**Stated problem:**
The records that follow must be repeated verbatim, every one of them.

:: Material for this exercise ::

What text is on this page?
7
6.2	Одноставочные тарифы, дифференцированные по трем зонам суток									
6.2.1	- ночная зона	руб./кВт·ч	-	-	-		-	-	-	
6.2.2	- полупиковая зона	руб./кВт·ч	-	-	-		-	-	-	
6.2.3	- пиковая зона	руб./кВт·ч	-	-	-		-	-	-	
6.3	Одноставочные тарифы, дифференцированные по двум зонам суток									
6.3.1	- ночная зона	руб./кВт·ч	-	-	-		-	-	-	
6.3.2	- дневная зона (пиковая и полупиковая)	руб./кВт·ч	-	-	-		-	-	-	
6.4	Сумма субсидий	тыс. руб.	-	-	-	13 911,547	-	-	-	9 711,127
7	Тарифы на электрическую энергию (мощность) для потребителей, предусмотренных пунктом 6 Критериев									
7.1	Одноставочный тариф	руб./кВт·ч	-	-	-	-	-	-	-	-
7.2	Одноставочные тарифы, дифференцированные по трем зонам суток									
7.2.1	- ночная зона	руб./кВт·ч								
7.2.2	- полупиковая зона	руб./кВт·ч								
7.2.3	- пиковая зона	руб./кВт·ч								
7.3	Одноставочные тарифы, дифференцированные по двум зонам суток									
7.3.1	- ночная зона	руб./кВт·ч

:::

**Answer for the task:**
What text is on this page?
7
6.2	Одноставочные тарифы, дифференцированные по трем зонам суток									
6.2.1	- ночная зона	руб./кВт·ч	-	-	-		-	-	-	
6.2.2	- полупиковая зона	руб./кВт·ч	-	-	-		-	-	-	
6.2.3	- пиковая зона	руб./кВт·ч	-	-	-		-	-	-	
6.3	Одноставочные тарифы, дифференцированные по двум зонам суток									
6.3.1	- ночная зона	руб./кВт·ч	-	-	-		-	-	-	
6.3.2	- дневная зона (пиковая и полупиковая)	руб./кВт·ч	-	-	-		-	-	-	
6.4	Сумма субсидий	тыс. руб.	-	-	-	13 911,547	-	-	-	9 711,127
7	Тарифы на электрическую энергию (мощность) для потребителей, предусмотренных пунктом 6 Критериев									
7.1	Одноставочный тариф	руб./кВт·ч	-	-	-	-	-	-	-	-
7.2	Одноставочные тарифы, дифференцированные по трем зонам суток									
7.2.1	- ночная зона	руб./кВт·ч								
7.2.2	- полупиковая зона	руб./кВт·ч								
7.2.3	- пиковая зона	руб./кВт·ч								
7.3	Одноставочные тарифы, дифференцированные по двум зонам суток									
7.3.1	- ночная зона	руб./кВт·ч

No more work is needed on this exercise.